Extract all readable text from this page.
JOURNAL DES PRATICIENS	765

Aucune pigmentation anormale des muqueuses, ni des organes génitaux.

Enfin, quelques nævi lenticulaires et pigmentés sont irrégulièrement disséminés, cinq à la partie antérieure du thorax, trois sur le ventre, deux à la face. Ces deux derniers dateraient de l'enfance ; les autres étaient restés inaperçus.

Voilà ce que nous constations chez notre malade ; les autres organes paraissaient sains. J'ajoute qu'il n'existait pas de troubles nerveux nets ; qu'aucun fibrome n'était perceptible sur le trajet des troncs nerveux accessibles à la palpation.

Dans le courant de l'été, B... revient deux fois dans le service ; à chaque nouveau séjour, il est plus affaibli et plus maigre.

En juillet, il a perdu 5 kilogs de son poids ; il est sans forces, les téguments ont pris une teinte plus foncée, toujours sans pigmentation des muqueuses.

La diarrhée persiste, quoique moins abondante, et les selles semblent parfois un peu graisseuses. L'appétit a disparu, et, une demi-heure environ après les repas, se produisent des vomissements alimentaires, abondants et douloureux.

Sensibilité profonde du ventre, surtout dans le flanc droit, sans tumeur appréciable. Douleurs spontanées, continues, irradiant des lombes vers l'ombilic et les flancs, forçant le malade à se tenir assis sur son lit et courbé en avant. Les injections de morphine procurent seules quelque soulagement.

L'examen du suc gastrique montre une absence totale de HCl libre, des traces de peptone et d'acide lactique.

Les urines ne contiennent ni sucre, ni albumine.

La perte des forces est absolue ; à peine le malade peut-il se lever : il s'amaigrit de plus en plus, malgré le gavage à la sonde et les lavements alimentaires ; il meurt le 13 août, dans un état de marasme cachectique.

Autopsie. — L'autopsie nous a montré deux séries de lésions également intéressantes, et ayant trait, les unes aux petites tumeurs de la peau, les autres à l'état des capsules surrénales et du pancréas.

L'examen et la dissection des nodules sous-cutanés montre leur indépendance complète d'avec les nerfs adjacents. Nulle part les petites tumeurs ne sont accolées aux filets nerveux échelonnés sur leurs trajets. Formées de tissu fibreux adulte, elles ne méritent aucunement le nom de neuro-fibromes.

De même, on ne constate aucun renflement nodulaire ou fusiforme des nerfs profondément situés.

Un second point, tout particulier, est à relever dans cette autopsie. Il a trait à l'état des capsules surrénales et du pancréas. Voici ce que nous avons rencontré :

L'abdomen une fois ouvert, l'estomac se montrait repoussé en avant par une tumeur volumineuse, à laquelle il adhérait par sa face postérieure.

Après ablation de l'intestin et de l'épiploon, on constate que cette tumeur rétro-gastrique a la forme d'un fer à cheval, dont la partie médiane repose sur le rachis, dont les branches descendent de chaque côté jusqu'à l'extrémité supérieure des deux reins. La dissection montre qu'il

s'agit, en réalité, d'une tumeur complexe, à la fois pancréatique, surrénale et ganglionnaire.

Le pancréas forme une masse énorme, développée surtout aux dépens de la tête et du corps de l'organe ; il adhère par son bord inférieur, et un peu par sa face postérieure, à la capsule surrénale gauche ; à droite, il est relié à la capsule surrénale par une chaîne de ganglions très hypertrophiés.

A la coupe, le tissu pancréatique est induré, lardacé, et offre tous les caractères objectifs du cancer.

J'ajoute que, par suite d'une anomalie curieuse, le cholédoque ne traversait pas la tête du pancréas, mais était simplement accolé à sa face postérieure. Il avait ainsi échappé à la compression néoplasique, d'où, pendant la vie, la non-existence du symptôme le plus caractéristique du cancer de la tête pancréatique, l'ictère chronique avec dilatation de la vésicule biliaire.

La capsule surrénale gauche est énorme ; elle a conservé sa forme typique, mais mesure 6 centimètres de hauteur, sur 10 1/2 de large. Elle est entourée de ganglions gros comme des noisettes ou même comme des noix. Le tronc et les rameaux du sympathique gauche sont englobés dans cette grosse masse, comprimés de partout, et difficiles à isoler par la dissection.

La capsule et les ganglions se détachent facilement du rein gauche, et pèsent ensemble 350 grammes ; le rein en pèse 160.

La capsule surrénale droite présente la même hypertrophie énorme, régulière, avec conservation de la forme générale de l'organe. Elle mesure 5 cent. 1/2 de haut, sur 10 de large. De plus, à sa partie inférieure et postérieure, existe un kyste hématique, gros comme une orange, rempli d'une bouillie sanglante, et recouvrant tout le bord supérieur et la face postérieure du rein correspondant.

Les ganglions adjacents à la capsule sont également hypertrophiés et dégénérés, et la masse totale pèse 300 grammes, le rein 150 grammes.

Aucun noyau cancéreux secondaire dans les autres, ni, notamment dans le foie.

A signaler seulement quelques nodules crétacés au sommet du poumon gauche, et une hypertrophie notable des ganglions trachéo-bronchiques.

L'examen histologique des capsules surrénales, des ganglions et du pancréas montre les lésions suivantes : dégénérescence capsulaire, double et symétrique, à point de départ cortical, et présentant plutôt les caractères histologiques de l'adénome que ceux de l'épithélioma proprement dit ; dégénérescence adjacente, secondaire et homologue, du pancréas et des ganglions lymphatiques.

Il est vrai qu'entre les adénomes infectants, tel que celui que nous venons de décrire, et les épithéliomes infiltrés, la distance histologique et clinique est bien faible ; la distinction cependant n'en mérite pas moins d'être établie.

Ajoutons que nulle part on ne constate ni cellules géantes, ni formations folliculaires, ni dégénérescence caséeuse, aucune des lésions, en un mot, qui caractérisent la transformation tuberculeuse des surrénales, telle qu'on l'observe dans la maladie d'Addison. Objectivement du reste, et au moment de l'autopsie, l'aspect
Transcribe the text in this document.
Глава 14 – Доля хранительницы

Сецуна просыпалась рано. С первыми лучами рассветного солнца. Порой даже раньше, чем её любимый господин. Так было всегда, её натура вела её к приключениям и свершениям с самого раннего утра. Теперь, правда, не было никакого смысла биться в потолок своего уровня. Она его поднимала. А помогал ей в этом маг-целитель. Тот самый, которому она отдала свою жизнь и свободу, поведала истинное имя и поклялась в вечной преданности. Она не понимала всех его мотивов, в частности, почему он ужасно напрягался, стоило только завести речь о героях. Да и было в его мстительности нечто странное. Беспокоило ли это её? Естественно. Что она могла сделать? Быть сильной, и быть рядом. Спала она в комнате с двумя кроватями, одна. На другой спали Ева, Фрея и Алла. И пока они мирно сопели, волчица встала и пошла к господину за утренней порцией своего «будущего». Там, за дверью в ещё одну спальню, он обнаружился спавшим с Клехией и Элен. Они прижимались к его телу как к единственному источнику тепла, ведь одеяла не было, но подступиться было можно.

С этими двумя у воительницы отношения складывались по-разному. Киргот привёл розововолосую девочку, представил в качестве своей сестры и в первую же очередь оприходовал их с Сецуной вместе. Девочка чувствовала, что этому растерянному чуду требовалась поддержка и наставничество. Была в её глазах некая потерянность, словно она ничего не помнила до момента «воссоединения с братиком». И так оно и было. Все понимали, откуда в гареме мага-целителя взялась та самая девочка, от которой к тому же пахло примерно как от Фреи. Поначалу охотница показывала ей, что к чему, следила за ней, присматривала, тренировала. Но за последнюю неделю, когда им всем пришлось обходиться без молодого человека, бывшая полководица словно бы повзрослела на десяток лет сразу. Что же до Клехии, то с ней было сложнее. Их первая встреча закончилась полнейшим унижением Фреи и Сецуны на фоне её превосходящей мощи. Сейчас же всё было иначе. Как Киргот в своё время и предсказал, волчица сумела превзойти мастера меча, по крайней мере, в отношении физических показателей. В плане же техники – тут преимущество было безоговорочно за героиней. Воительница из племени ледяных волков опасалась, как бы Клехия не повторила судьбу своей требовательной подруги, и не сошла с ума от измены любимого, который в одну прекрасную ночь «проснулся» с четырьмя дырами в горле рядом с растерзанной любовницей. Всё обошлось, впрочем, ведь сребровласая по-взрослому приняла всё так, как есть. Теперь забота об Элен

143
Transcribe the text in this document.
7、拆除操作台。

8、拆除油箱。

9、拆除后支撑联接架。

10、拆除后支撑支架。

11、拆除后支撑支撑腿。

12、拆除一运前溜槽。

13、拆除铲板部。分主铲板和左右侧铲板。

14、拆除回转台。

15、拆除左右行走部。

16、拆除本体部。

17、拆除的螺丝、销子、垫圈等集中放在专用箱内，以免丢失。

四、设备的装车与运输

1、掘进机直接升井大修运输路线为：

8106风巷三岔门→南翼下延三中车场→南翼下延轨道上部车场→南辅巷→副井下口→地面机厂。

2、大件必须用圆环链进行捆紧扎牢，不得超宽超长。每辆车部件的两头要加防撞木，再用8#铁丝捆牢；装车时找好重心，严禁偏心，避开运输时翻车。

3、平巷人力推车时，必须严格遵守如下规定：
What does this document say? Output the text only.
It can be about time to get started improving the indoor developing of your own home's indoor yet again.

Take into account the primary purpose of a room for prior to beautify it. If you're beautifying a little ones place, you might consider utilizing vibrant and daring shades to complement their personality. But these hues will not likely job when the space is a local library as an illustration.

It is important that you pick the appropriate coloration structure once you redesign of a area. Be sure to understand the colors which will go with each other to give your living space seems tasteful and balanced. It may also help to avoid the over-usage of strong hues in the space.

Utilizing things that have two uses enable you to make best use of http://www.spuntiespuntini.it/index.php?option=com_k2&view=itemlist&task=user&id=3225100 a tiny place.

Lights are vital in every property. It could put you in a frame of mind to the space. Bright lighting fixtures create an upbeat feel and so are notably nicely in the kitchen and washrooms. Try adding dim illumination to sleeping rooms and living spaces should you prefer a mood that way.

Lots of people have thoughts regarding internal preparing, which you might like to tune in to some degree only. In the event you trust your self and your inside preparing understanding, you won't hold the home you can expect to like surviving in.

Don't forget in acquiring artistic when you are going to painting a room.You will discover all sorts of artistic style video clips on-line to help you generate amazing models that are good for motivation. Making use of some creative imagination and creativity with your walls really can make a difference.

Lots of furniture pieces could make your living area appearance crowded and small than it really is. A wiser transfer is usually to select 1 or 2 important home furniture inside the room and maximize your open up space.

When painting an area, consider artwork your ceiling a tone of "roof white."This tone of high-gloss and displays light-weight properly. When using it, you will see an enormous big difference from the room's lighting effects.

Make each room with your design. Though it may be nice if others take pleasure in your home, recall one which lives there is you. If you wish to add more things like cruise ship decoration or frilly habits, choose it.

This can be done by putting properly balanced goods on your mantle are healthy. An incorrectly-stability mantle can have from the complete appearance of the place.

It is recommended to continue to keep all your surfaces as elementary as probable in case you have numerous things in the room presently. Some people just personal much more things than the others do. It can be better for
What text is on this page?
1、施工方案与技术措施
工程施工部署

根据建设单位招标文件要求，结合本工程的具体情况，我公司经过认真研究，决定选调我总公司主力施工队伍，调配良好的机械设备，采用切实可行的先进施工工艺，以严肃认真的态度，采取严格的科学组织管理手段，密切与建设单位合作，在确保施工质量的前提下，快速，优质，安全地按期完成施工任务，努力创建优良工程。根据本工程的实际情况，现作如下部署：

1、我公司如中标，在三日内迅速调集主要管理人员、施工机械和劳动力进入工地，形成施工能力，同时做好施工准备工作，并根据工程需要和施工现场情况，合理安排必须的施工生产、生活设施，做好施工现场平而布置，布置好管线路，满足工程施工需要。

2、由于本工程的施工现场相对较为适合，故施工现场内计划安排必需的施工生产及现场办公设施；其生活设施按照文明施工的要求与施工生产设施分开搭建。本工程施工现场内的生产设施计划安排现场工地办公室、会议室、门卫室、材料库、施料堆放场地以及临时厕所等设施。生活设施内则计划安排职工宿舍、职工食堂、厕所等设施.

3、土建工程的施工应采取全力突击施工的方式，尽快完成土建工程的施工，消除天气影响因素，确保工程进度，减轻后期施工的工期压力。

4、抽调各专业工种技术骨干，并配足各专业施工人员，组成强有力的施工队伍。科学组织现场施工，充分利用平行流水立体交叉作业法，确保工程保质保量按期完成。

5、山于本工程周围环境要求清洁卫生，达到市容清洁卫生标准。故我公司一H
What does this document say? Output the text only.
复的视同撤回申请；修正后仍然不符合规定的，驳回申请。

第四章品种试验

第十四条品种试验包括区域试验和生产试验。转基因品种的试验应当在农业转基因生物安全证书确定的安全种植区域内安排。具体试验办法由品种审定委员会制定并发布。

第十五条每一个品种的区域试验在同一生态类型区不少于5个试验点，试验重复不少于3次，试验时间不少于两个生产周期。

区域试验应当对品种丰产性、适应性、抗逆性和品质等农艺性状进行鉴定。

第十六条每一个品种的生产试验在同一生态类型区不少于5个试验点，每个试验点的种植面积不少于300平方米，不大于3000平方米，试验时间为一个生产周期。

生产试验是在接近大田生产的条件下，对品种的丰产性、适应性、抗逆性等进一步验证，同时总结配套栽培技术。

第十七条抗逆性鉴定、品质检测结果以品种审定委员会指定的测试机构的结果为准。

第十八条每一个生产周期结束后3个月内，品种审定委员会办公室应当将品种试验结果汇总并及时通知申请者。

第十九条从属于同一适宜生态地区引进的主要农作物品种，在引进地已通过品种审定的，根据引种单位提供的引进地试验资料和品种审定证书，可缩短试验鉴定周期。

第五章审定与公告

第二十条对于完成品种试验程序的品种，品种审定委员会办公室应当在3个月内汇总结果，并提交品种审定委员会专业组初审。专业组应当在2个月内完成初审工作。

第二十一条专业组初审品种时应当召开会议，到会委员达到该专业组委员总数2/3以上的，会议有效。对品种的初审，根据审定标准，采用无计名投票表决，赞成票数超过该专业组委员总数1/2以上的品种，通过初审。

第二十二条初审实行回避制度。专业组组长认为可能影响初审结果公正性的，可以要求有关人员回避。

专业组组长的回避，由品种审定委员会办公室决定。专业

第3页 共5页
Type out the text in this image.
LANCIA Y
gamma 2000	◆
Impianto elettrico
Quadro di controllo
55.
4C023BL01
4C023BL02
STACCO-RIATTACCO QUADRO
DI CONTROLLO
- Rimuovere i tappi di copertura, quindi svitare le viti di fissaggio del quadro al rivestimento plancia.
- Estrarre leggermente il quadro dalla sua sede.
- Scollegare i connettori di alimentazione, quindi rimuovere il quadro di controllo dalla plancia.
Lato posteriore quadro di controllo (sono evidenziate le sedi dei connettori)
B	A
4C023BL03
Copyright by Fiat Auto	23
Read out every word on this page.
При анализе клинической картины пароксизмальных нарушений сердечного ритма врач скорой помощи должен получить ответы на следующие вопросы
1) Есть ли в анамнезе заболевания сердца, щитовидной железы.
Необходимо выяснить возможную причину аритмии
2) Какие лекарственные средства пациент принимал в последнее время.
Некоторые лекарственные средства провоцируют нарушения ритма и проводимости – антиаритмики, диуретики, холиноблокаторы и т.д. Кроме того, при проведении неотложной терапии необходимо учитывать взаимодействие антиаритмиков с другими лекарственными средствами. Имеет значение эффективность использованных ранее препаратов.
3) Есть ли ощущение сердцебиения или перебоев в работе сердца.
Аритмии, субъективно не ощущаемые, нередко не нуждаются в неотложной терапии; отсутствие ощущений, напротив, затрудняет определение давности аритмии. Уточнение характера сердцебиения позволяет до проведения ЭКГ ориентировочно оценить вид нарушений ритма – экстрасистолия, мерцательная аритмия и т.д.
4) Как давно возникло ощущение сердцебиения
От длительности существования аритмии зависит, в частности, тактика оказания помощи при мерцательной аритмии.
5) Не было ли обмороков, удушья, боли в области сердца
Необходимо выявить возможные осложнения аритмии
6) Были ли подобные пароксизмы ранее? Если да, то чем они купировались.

○ ○ ○ ○

▸ What the task requires: Extract each line holding the word "nerveux" from the records.

▸ Solution to this exercise:
Voilà ce que nous constations chez notre malade ; les autres organes paraissaient sains. J'ajoute qu'il n'existait pas de troubles nerveux nets ; qu'aucun fibrome n'était perceptible sur le trajet des troncs nerveux accessibles à la palpation.
L'examen et la dissection des nodules sous-cutanés montre leur indépendance complète d'avec les nerfs adjacents. Nulle part les petites tumeurs ne sont accolées aux filets nerveux échelonnés sur leurs trajets. Formées de tissu fibreux adulte, elles ne méritent aucunement le nom de neuro-fibromes.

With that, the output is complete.